Using the records that follow, copy every line containing the word "JSON".

---------- ENTRIES

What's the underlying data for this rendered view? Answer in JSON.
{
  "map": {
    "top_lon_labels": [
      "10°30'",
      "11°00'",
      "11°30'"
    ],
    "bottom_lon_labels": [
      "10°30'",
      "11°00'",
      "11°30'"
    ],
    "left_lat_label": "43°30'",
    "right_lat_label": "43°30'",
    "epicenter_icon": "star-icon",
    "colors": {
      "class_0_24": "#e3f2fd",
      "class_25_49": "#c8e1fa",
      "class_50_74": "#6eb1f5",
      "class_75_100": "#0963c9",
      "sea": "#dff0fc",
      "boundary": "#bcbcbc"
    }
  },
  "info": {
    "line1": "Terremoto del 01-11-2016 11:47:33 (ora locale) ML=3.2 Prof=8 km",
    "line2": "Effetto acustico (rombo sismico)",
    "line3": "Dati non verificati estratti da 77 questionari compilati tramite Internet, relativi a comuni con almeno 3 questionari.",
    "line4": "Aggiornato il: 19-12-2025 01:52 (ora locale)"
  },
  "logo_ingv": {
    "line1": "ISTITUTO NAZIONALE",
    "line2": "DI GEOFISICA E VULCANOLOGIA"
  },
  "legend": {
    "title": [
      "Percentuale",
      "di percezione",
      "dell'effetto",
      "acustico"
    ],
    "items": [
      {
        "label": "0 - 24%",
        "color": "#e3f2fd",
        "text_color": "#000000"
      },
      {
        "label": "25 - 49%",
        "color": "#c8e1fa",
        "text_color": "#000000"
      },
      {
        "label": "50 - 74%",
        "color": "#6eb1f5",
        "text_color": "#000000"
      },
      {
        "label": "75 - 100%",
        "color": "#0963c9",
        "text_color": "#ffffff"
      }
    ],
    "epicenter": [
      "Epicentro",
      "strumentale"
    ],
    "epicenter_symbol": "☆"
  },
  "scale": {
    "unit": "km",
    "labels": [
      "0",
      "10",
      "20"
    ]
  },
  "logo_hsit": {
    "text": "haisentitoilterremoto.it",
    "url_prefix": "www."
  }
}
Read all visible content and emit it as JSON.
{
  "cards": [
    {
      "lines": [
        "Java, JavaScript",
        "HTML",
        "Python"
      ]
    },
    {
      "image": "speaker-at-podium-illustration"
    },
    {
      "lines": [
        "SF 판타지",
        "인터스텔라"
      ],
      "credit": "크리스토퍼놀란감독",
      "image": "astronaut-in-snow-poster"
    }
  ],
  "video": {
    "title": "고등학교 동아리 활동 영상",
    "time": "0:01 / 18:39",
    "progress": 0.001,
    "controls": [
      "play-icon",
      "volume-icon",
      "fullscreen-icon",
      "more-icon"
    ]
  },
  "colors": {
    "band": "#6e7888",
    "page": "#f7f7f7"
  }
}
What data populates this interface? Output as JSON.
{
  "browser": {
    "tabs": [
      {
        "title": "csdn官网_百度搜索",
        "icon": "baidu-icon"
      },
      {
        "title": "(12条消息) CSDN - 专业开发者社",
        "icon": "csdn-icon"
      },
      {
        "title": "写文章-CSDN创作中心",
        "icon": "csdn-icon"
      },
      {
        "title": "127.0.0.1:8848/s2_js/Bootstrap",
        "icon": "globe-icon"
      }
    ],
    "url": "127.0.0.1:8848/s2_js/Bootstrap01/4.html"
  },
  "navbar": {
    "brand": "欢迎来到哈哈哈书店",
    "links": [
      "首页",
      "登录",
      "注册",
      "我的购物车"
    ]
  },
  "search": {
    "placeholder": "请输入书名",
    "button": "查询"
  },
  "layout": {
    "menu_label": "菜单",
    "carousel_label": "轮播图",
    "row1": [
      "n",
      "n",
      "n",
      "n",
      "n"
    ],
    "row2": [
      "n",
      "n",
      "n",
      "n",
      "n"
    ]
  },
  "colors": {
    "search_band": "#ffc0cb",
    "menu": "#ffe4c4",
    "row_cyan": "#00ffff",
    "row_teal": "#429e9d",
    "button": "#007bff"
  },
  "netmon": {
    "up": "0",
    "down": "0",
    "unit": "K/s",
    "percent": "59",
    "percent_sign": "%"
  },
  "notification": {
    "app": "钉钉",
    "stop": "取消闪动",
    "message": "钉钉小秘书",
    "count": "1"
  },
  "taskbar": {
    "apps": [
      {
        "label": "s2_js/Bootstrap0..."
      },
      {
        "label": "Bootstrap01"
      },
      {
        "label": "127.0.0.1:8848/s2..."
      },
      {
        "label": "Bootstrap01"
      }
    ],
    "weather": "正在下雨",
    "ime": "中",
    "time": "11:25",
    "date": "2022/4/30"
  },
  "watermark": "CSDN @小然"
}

--------------------

#### WRITTEN RESPONSE
What's the underlying data for this rendered view? Answer in JSON.
Read all visible content and emit it as JSON.
What data populates this interface? Output as JSON.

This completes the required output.